**WORK TO BE COMPLETED:** Bring together all lines of the material below that contain the string "atom".

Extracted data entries
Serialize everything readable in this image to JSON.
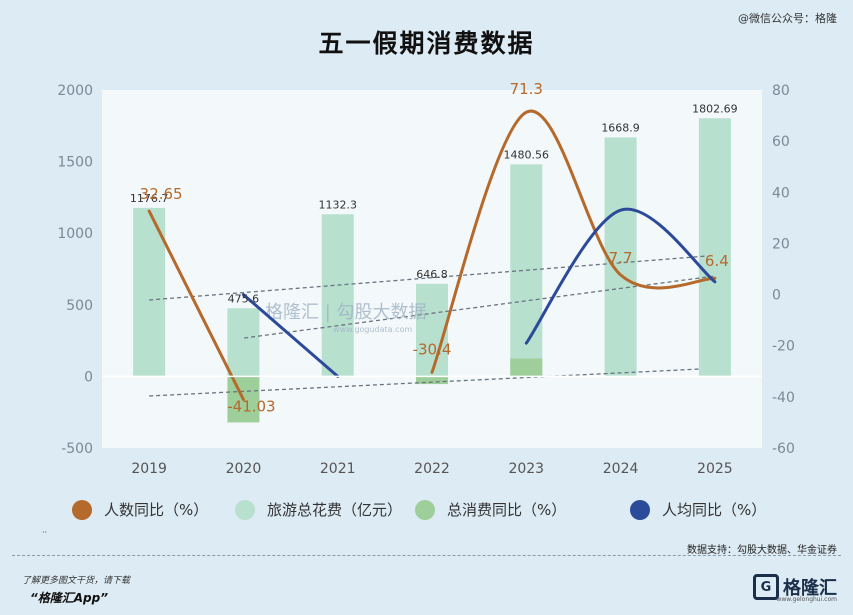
{
  "header": {
    "title": "五一假期消费数据",
    "watermark": "@微信公众号：格隆"
  },
  "chart_data": {
    "type": "bar",
    "categories": [
      "2019",
      "2020",
      "2021",
      "2022",
      "2023",
      "2024",
      "2025"
    ],
    "y_left_ticks": [
      "2000",
      "1500",
      "1000",
      "500",
      "0",
      "-500"
    ],
    "y_left_range": [
      -500,
      2000
    ],
    "y_right_ticks": [
      "80",
      "60",
      "40",
      "20",
      "0",
      "-20",
      "-40",
      "-60"
    ],
    "y_right_range": [
      -60,
      80
    ],
    "grid": false,
    "legend_position": "bottom",
    "series": [
      {
        "name": "人数同比（%）",
        "axis": "right",
        "kind": "curve",
        "color": "#b5692a",
        "values": [
          32.65,
          -41.03,
          null,
          -30.4,
          71.3,
          7.7,
          6.4
        ],
        "labels": [
          "32.65",
          "-41.03",
          "",
          "-30.4",
          "71.3",
          "7.7",
          "6.4"
        ]
      },
      {
        "name": "旅游总花费（亿元）",
        "axis": "left",
        "kind": "bar",
        "color": "#b8e0cf",
        "values": [
          1176.7,
          475.6,
          1132.3,
          646.8,
          1480.56,
          1668.9,
          1802.69
        ],
        "labels": [
          "1176.7",
          "475.6",
          "1132.3",
          "646.8",
          "1480.56",
          "1668.9",
          "1802.69"
        ]
      },
      {
        "name": "总消费同比（%）",
        "axis": "right",
        "kind": "bar",
        "color": "#9ecf9b",
        "values": [
          null,
          -50,
          null,
          -35,
          -25,
          null,
          null
        ]
      },
      {
        "name": "人均同比（%）",
        "axis": "right",
        "kind": "curve",
        "color": "#2c4a9a",
        "values": [
          null,
          0,
          -32,
          null,
          -19,
          33,
          5
        ]
      }
    ]
  },
  "chart_watermark": "格隆汇 | 勾股大数据",
  "chart_watermark_url": "www.gogudata.com",
  "footer": {
    "source": "数据支持：勾股大数据、华金证券",
    "promo_line1": "了解更多图文干货，请下载",
    "promo_line2": "“格隆汇App”",
    "brand_logo": "G",
    "brand_name": "格隆汇",
    "brand_url": "www.gelonghui.com",
    "tiny_mark": "··"
  }
}
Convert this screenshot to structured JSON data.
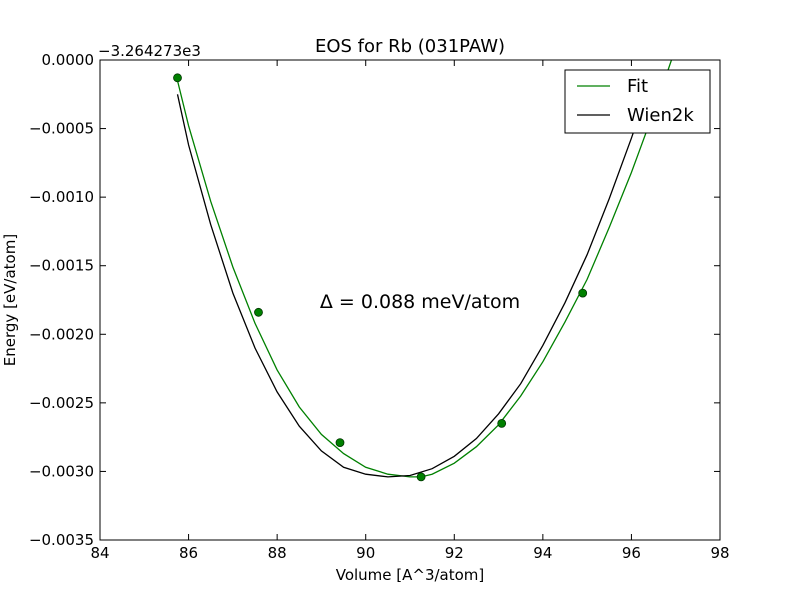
{
  "chart_data": {
    "type": "line",
    "title": "EOS for Rb (031PAW)",
    "xlabel": "Volume [A^3/atom]",
    "ylabel": "Energy [eV/atom]",
    "y_offset_label": "−3.264273e3",
    "xlim": [
      84,
      98
    ],
    "ylim": [
      -0.0035,
      0.0
    ],
    "x_ticks": [
      84,
      86,
      88,
      90,
      92,
      94,
      96,
      98
    ],
    "x_tick_labels": [
      "84",
      "86",
      "88",
      "90",
      "92",
      "94",
      "96",
      "98"
    ],
    "y_ticks": [
      0.0,
      -0.0005,
      -0.001,
      -0.0015,
      -0.002,
      -0.0025,
      -0.003,
      -0.0035
    ],
    "y_tick_labels": [
      "0.0000",
      "−0.0005",
      "−0.0010",
      "−0.0015",
      "−0.0020",
      "−0.0025",
      "−0.0030",
      "−0.0035"
    ],
    "grid": false,
    "legend_position": "top-right",
    "annotation": "Δ = 0.088 meV/atom",
    "series": [
      {
        "name": "Fit",
        "color": "#008000",
        "kind": "line",
        "x": [
          85.75,
          86.0,
          86.5,
          87.0,
          87.5,
          88.0,
          88.5,
          89.0,
          89.5,
          90.0,
          90.5,
          91.0,
          91.25,
          91.5,
          92.0,
          92.5,
          93.0,
          93.5,
          94.0,
          94.5,
          95.0,
          95.5,
          96.0,
          96.5,
          97.0
        ],
        "y": [
          -0.00015,
          -0.00048,
          -0.00103,
          -0.00151,
          -0.00192,
          -0.00226,
          -0.00253,
          -0.00273,
          -0.00287,
          -0.00297,
          -0.00302,
          -0.00304,
          -0.00304,
          -0.00302,
          -0.00294,
          -0.00282,
          -0.00266,
          -0.00245,
          -0.0022,
          -0.00191,
          -0.0016,
          -0.00122,
          -0.00082,
          -0.00038,
          9e-05
        ]
      },
      {
        "name": "Wien2k",
        "color": "#000000",
        "kind": "line",
        "x": [
          85.75,
          86.0,
          86.5,
          87.0,
          87.5,
          88.0,
          88.5,
          89.0,
          89.5,
          90.0,
          90.5,
          91.0,
          91.5,
          92.0,
          92.5,
          93.0,
          93.5,
          94.0,
          94.5,
          95.0,
          95.5,
          96.0,
          96.5
        ],
        "y": [
          -0.00025,
          -0.00062,
          -0.0012,
          -0.0017,
          -0.0021,
          -0.00242,
          -0.00267,
          -0.00285,
          -0.00297,
          -0.00302,
          -0.00304,
          -0.00303,
          -0.00298,
          -0.00289,
          -0.00276,
          -0.00258,
          -0.00236,
          -0.00208,
          -0.00177,
          -0.00142,
          -0.00101,
          -0.00057,
          -0.0001
        ]
      }
    ],
    "points": {
      "name": "data points",
      "color": "#008000",
      "x": [
        85.75,
        87.58,
        89.42,
        91.25,
        93.07,
        94.9
      ],
      "y": [
        -0.00013,
        -0.00184,
        -0.00279,
        -0.00304,
        -0.00265,
        -0.0017
      ]
    }
  }
}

**RESPONSE TO THIS EXERCISE:**
    "xlabel": "Volume [A^3/atom]",
    "ylabel": "Energy [eV/atom]",
    "annotation": "Δ = 0.088 meV/atom",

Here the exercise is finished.